How many lines of the items below contain the string "avatar"? Reply with the number alone.

----

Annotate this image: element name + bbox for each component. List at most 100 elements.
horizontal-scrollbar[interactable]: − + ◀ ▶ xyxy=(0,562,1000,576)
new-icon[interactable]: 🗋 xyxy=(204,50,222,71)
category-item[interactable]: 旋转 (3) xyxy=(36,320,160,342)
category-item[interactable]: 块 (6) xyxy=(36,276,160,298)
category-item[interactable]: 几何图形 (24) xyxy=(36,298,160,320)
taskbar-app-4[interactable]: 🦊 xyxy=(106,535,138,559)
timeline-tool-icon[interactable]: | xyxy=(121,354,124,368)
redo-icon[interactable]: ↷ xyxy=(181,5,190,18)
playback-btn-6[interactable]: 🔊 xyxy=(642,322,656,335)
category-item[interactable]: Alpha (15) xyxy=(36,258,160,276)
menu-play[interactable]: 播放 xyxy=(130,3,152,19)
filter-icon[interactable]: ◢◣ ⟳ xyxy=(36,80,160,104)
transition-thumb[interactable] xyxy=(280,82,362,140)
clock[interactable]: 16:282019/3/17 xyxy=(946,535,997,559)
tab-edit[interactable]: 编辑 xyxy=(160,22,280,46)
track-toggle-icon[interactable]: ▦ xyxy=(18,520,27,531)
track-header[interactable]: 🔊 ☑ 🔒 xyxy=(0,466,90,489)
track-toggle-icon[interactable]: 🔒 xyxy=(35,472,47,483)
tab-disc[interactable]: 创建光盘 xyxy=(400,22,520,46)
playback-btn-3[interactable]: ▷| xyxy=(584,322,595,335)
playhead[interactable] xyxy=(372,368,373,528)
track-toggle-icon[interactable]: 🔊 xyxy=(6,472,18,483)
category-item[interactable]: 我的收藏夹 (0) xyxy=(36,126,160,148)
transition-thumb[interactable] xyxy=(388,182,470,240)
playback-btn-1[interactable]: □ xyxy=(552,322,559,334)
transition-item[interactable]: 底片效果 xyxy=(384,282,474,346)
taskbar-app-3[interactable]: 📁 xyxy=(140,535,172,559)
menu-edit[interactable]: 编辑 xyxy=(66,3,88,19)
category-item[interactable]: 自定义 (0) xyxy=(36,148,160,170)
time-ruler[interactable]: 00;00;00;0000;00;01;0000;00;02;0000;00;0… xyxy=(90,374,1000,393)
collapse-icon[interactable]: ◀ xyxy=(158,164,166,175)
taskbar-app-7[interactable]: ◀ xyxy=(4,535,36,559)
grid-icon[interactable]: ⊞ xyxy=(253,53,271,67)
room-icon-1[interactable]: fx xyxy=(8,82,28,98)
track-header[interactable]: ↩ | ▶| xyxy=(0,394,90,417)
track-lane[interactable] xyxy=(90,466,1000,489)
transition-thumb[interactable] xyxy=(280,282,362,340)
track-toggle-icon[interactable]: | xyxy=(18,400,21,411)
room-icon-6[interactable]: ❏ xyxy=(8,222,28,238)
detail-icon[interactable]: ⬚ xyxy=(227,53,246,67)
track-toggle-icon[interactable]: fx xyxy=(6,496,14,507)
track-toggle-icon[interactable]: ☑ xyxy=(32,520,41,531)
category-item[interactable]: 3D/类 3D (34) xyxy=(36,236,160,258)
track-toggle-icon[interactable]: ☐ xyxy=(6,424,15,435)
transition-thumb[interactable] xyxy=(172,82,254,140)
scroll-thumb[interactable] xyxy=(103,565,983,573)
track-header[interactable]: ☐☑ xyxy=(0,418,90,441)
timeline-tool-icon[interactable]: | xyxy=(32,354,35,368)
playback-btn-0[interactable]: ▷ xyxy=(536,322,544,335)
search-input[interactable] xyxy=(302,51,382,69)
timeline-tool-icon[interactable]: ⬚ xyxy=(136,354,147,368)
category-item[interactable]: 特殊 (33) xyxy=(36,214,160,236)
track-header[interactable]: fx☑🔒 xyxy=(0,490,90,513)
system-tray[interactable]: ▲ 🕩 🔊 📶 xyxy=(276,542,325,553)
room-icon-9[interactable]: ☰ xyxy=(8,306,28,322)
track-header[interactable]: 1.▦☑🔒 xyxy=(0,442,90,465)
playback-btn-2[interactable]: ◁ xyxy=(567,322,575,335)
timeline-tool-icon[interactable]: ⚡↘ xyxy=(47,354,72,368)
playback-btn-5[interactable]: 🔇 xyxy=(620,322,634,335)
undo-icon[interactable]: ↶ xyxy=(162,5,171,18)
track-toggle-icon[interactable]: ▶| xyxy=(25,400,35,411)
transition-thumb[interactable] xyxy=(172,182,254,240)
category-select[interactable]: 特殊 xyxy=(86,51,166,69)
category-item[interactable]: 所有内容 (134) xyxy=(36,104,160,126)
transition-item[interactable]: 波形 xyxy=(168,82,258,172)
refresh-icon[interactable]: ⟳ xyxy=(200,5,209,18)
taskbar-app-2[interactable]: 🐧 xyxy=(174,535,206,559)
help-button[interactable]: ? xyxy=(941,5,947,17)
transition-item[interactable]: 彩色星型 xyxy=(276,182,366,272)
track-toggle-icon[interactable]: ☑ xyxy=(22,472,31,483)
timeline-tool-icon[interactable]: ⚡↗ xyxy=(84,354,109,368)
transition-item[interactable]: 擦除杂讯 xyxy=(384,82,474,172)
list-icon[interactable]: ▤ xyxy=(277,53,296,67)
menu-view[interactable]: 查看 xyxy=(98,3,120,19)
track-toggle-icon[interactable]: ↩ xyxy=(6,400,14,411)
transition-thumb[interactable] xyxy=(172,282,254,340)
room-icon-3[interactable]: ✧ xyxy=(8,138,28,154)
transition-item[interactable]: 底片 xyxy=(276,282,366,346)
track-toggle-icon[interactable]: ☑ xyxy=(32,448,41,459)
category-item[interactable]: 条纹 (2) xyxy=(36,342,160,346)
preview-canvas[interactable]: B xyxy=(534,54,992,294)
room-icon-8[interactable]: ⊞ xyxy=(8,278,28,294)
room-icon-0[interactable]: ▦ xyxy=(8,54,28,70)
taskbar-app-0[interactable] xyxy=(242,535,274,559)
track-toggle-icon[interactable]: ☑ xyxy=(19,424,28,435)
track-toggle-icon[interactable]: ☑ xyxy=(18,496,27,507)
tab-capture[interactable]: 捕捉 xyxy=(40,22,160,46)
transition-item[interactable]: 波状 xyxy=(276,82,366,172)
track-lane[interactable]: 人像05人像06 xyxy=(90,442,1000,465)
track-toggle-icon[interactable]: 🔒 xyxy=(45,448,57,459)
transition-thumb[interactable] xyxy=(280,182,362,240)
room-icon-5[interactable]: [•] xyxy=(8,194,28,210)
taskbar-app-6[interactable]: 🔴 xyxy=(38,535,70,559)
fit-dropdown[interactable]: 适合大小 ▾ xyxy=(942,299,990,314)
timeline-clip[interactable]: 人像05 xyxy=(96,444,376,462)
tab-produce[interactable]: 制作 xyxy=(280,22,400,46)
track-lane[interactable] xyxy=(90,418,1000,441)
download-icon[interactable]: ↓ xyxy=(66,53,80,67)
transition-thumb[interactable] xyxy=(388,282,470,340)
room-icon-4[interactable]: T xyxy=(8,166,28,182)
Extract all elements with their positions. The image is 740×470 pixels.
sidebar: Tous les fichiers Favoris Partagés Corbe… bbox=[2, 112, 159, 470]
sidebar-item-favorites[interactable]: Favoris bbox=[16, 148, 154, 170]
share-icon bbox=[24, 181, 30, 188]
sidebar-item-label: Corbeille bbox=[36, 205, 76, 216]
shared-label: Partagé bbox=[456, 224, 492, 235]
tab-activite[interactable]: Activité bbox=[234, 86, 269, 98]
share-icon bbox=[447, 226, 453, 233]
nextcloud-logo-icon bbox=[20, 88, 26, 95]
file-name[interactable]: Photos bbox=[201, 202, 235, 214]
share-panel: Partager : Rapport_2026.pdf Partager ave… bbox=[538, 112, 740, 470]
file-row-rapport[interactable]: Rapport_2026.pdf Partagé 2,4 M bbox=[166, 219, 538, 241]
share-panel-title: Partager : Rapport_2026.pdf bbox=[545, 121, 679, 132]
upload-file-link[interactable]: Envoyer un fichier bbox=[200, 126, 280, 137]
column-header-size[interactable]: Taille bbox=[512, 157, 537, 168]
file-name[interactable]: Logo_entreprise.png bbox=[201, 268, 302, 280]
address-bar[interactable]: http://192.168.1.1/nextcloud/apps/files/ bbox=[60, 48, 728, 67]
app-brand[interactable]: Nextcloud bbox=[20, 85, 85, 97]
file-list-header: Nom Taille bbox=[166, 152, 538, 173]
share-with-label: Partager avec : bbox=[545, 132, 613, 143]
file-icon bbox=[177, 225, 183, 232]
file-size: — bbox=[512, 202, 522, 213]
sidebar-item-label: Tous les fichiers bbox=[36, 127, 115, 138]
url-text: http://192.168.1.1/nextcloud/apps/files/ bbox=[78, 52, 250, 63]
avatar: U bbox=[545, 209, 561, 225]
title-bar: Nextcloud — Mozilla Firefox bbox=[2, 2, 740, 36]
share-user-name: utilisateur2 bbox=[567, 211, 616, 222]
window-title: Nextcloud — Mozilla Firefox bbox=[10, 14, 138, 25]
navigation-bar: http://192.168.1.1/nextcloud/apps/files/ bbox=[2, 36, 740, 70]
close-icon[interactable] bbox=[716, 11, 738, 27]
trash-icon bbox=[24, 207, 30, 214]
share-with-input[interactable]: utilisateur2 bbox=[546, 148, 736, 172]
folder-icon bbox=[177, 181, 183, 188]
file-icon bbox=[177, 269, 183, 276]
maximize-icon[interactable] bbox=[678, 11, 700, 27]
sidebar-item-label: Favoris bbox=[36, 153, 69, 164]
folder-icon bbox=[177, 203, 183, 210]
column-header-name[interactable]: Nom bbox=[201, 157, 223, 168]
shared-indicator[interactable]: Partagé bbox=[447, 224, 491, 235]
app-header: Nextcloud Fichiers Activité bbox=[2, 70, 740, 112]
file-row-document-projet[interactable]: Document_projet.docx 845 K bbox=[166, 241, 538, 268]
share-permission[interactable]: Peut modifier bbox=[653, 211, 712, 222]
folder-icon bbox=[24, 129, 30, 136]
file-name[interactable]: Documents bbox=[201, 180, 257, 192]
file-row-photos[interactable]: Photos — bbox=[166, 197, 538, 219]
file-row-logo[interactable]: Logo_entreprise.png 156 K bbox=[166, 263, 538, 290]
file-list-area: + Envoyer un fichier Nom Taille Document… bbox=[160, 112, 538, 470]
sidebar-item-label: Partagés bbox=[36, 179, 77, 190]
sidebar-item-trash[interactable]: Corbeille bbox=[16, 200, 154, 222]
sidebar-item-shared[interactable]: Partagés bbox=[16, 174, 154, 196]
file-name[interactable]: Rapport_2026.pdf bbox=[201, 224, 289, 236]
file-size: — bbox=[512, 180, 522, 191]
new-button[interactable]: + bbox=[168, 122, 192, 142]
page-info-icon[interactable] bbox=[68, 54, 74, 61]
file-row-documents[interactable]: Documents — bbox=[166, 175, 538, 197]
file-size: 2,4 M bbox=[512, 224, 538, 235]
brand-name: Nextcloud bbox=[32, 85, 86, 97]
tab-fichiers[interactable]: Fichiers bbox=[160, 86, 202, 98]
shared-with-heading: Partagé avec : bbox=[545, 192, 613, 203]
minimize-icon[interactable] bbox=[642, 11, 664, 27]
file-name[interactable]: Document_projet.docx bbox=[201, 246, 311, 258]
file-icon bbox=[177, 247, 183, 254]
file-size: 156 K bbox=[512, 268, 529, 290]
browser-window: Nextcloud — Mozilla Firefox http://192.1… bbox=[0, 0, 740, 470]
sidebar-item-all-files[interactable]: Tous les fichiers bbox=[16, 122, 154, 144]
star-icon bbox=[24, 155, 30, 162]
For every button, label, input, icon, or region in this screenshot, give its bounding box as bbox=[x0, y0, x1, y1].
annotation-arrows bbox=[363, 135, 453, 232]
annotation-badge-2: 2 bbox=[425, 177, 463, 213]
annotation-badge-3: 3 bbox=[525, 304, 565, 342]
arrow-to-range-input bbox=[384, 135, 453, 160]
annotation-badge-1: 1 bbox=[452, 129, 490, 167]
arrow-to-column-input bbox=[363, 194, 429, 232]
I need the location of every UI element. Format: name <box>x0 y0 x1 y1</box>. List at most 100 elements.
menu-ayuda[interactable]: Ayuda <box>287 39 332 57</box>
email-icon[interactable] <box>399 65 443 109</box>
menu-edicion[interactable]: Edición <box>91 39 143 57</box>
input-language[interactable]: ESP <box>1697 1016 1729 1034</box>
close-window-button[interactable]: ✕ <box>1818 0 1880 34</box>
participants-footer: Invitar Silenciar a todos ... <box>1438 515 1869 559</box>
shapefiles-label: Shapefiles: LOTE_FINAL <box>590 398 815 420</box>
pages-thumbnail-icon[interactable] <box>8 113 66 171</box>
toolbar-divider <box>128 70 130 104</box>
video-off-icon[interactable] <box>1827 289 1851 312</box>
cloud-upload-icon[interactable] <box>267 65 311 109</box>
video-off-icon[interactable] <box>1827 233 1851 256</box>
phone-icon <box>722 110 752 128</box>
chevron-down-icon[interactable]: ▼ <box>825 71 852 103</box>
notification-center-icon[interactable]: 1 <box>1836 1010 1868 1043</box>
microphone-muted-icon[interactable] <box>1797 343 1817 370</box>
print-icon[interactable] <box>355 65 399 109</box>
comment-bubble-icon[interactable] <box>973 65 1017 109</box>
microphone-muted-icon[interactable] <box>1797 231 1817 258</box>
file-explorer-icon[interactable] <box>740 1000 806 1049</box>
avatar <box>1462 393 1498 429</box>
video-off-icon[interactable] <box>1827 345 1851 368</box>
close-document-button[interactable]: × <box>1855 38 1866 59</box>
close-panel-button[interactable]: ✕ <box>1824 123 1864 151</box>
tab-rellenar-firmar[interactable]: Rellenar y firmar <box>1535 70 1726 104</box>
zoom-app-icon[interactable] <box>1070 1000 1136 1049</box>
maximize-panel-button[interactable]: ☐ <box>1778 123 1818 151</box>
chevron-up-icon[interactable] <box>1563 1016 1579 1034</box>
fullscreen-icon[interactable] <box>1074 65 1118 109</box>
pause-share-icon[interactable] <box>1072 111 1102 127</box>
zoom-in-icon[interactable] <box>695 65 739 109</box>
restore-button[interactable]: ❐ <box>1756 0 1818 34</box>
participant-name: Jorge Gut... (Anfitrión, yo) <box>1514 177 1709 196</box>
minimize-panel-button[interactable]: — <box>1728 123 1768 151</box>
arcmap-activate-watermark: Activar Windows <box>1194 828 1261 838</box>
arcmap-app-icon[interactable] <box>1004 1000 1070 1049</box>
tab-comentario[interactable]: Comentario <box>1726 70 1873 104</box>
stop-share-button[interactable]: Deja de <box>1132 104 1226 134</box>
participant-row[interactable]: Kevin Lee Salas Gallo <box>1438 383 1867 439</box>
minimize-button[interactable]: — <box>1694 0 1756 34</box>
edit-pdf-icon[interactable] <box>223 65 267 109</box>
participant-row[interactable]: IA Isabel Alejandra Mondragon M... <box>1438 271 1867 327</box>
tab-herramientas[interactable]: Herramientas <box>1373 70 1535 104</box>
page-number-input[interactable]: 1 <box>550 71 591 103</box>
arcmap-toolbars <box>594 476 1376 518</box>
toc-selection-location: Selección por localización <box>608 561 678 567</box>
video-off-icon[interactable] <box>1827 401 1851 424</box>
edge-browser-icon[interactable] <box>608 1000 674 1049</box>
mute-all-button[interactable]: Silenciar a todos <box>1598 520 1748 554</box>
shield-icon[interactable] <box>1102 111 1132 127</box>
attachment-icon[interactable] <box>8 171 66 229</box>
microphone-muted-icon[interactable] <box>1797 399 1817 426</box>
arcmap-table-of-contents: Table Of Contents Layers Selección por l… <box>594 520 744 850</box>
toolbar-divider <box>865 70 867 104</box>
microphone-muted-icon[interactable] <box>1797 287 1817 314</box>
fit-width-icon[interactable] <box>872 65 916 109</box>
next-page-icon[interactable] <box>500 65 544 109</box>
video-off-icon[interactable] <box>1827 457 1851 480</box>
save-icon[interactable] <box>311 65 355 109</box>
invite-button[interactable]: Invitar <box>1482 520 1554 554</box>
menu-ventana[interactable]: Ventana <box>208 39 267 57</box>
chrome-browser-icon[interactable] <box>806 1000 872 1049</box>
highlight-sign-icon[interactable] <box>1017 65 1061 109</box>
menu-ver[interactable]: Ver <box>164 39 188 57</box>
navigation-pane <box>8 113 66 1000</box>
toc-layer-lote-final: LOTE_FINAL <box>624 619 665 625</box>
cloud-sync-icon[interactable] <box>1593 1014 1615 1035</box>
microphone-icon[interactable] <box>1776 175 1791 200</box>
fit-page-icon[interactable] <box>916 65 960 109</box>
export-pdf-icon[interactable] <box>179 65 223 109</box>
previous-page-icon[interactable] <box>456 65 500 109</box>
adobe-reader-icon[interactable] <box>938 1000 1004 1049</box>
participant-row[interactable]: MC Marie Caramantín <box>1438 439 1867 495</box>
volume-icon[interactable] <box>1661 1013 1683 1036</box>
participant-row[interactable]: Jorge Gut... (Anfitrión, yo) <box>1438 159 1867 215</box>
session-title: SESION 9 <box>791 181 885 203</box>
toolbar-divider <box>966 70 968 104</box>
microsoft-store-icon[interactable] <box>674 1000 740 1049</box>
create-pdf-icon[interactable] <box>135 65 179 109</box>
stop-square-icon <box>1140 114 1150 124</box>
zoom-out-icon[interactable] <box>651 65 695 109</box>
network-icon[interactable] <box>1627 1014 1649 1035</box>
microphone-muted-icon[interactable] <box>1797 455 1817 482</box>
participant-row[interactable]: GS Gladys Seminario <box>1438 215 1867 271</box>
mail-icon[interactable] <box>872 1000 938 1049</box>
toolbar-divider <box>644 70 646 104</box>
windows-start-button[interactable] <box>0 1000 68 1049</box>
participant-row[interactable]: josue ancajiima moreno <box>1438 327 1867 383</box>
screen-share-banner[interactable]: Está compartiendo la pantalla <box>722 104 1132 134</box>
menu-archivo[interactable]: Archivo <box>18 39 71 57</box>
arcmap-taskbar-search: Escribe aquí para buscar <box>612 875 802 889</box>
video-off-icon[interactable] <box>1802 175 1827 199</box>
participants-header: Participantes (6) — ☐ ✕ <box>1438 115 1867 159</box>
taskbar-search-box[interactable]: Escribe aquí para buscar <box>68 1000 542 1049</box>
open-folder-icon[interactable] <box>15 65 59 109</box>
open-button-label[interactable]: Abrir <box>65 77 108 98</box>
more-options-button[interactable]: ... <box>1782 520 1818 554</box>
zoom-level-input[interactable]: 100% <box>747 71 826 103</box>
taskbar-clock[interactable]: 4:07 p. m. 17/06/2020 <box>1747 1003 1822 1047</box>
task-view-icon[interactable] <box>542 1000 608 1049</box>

----

▶ **Response below**
2